(Dataset items)
--- begin ---
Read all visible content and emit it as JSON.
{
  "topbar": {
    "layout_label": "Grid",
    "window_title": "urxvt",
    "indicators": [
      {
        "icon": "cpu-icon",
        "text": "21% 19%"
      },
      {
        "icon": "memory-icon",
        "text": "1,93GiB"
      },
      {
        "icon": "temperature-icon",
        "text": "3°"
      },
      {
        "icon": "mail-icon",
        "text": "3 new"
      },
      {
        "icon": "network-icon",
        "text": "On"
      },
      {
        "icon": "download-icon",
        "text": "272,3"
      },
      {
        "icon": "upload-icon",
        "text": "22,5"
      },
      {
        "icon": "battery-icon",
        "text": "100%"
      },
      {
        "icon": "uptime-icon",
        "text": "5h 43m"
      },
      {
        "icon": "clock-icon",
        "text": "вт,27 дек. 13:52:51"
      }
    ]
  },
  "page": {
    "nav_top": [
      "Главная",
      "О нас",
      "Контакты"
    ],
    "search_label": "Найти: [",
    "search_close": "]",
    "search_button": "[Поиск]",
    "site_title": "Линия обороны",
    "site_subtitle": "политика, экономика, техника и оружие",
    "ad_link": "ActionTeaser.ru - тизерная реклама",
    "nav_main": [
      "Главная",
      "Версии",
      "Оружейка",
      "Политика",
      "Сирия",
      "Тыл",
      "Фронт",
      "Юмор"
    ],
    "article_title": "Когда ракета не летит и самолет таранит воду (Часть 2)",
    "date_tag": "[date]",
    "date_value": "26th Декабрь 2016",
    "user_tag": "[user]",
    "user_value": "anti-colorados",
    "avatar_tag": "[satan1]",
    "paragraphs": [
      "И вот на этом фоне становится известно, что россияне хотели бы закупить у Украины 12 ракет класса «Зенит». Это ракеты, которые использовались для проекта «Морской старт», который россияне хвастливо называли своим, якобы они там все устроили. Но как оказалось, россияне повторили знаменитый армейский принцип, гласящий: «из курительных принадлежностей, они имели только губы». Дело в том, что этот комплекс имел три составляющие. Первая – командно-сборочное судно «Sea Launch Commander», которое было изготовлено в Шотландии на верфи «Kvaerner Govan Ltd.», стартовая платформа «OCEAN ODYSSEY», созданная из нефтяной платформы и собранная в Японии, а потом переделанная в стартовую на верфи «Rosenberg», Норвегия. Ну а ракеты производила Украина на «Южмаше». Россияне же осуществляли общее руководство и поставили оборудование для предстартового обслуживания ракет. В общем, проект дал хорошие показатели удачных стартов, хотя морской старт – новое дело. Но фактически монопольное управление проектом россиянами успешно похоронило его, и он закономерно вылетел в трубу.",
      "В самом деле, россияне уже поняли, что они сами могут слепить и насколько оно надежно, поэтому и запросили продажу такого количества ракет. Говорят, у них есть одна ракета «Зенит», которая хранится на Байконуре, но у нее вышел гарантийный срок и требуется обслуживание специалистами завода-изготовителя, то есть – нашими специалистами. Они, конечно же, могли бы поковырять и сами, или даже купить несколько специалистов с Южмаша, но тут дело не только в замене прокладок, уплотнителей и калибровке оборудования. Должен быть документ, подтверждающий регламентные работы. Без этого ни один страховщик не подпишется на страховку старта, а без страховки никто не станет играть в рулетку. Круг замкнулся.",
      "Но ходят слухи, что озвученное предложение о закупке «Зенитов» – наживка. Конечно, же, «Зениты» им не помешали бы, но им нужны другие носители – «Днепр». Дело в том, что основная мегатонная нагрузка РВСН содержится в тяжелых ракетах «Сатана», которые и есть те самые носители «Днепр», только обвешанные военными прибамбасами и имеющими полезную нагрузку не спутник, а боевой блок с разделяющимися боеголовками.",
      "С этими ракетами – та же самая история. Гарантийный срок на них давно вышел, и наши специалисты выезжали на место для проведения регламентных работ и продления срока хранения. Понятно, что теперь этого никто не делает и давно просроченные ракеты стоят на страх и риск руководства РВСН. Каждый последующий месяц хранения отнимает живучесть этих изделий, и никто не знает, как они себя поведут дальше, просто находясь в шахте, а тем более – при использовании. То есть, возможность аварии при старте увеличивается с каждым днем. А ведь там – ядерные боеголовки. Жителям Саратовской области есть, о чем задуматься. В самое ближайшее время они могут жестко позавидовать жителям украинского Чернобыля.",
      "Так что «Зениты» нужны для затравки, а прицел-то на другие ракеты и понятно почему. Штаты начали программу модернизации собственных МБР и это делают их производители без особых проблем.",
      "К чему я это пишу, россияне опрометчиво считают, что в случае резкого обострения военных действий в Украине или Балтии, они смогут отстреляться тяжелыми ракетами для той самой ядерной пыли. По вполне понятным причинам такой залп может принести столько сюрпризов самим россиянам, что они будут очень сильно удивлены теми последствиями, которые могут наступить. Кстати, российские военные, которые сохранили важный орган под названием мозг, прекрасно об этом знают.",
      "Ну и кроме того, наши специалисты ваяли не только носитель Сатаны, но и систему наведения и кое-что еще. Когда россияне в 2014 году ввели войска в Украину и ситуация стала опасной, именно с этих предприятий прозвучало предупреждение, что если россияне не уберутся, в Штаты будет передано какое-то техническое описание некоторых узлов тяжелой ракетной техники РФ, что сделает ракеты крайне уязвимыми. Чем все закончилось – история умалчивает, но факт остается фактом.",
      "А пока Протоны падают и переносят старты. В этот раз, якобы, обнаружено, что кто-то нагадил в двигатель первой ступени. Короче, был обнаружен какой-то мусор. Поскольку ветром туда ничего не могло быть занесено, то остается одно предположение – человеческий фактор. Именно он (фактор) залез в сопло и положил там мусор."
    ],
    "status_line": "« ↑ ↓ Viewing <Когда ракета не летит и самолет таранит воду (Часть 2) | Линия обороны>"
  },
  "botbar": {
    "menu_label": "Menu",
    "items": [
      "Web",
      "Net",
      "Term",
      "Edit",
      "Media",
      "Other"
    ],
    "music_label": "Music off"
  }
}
--- end ---
- **Given task**
Word for word, quote all of the data above.

- **The response**
Read all visible content and emit it as JSON.
{
  "topbar": {
    "layout_label": "Grid",
    "window_title": "urxvt",
    "indicators": [
      {
        "icon": "cpu-icon",
        "text": "21% 19%"
      },
      {
        "icon": "memory-icon",
        "text": "1,93GiB"
      },
      {
        "icon": "temperature-icon",
        "text": "3°"
      },
      {
        "icon": "mail-icon",
        "text": "3 new"
      },
      {
        "icon": "network-icon",
        "text": "On"
      },
      {
        "icon": "download-icon",
        "text": "272,3"
      },
      {
        "icon": "upload-icon",
        "text": "22,5"
      },
      {
        "icon": "battery-icon",
        "text": "100%"
      },
      {
        "icon": "uptime-icon",
        "text": "5h 43m"
      },
      {
        "icon": "clock-icon",
        "text": "вт,27 дек. 13:52:51"
      }
    ]
  },
  "page": {
    "nav_top": [
      "Главная",
      "О нас",
      "Контакты"
    ],
    "search_label": "Найти: [",
    "search_close": "]",
    "search_button": "[Поиск]",
    "site_title": "Линия обороны",
    "site_subtitle": "политика, экономика, техника и оружие",
    "ad_link": "ActionTeaser.ru - тизерная реклама",
    "nav_main": [
      "Главная",
      "Версии",
      "Оружейка",
      "Политика",
      "Сирия",
      "Тыл",
      "Фронт",
      "Юмор"
    ],
    "article_title": "Когда ракета не летит и самолет таранит воду (Часть 2)",
    "date_tag": "[date]",
    "date_value": "26th Декабрь 2016",
    "user_tag": "[user]",
    "user_value": "anti-colorados",
    "avatar_tag": "[satan1]",
    "paragraphs": [
      "И вот на этом фоне становится известно, что россияне хотели бы закупить у Украины 12 ракет класса «Зенит». Это ракеты, которые использовались для проекта «Морской старт», который россияне хвастливо называли своим, якобы они там все устроили. Но как оказалось, россияне повторили знаменитый армейский принцип, гласящий: «из курительных принадлежностей, они имели только губы». Дело в том, что этот комплекс имел три составляющие. Первая – командно-сборочное судно «Sea Launch Commander», которое было изготовлено в Шотландии на верфи «Kvaerner Govan Ltd.», стартовая платформа «OCEAN ODYSSEY», созданная из нефтяной платформы и собранная в Японии, а потом переделанная в стартовую на верфи «Rosenberg», Норвегия. Ну а ракеты производила Украина на «Южмаше». Россияне же осуществляли общее руководство и поставили оборудование для предстартового обслуживания ракет. В общем, проект дал хорошие показатели удачных стартов, хотя морской старт – новое дело. Но фактически монопольное управление проектом россиянами успешно похоронило его, и он закономерно вылетел в трубу.",
      "В самом деле, россияне уже поняли, что они сами могут слепить и насколько оно надежно, поэтому и запросили продажу такого количества ракет. Говорят, у них есть одна ракета «Зенит», которая хранится на Байконуре, но у нее вышел гарантийный срок и требуется обслуживание специалистами завода-изготовителя, то есть – нашими специалистами. Они, конечно же, могли бы поковырять и сами, или даже купить несколько специалистов с Южмаша, но тут дело не только в замене прокладок, уплотнителей и калибровке оборудования. Должен быть документ, подтверждающий регламентные работы. Без этого ни один страховщик не подпишется на страховку старта, а без страховки никто не станет играть в рулетку. Круг замкнулся.",
      "Но ходят слухи, что озвученное предложение о закупке «Зенитов» – наживка. Конечно, же, «Зениты» им не помешали бы, но им нужны другие носители – «Днепр». Дело в том, что основная мегатонная нагрузка РВСН содержится в тяжелых ракетах «Сатана», которые и есть те самые носители «Днепр», только обвешанные военными прибамбасами и имеющими полезную нагрузку не спутник, а боевой блок с разделяющимися боеголовками.",
      "С этими ракетами – та же самая история. Гарантийный срок на них давно вышел, и наши специалисты выезжали на место для проведения регламентных работ и продления срока хранения. Понятно, что теперь этого никто не делает и давно просроченные ракеты стоят на страх и риск руководства РВСН. Каждый последующий месяц хранения отнимает живучесть этих изделий, и никто не знает, как они себя поведут дальше, просто находясь в шахте, а тем более – при использовании. То есть, возможность аварии при старте увеличивается с каждым днем. А ведь там – ядерные боеголовки. Жителям Саратовской области есть, о чем задуматься. В самое ближайшее время они могут жестко позавидовать жителям украинского Чернобыля.",
      "Так что «Зениты» нужны для затравки, а прицел-то на другие ракеты и понятно почему. Штаты начали программу модернизации собственных МБР и это делают их производители без особых проблем.",
      "К чему я это пишу, россияне опрометчиво считают, что в случае резкого обострения военных действий в Украине или Балтии, они смогут отстреляться тяжелыми ракетами для той самой ядерной пыли. По вполне понятным причинам такой залп может принести столько сюрпризов самим россиянам, что они будут очень сильно удивлены теми последствиями, которые могут наступить. Кстати, российские военные, которые сохранили важный орган под названием мозг, прекрасно об этом знают.",
      "Ну и кроме того, наши специалисты ваяли не только носитель Сатаны, но и систему наведения и кое-что еще. Когда россияне в 2014 году ввели войска в Украину и ситуация стала опасной, именно с этих предприятий прозвучало предупреждение, что если россияне не уберутся, в Штаты будет передано какое-то техническое описание некоторых узлов тяжелой ракетной техники РФ, что сделает ракеты крайне уязвимыми. Чем все закончилось – история умалчивает, но факт остается фактом.",
      "А пока Протоны падают и переносят старты. В этот раз, якобы, обнаружено, что кто-то нагадил в двигатель первой ступени. Короче, был обнаружен какой-то мусор. Поскольку ветром туда ничего не могло быть занесено, то остается одно предположение – человеческий фактор. Именно он (фактор) залез в сопло и положил там мусор."
    ],
    "status_line": "« ↑ ↓ Viewing <Когда ракета не летит и самолет таранит воду (Часть 2) | Линия обороны>"
  },
  "botbar": {
    "menu_label": "Menu",
    "items": [
      "Web",
      "Net",
      "Term",
      "Edit",
      "Media",
      "Other"
    ],
    "music_label": "Music off"
  }
}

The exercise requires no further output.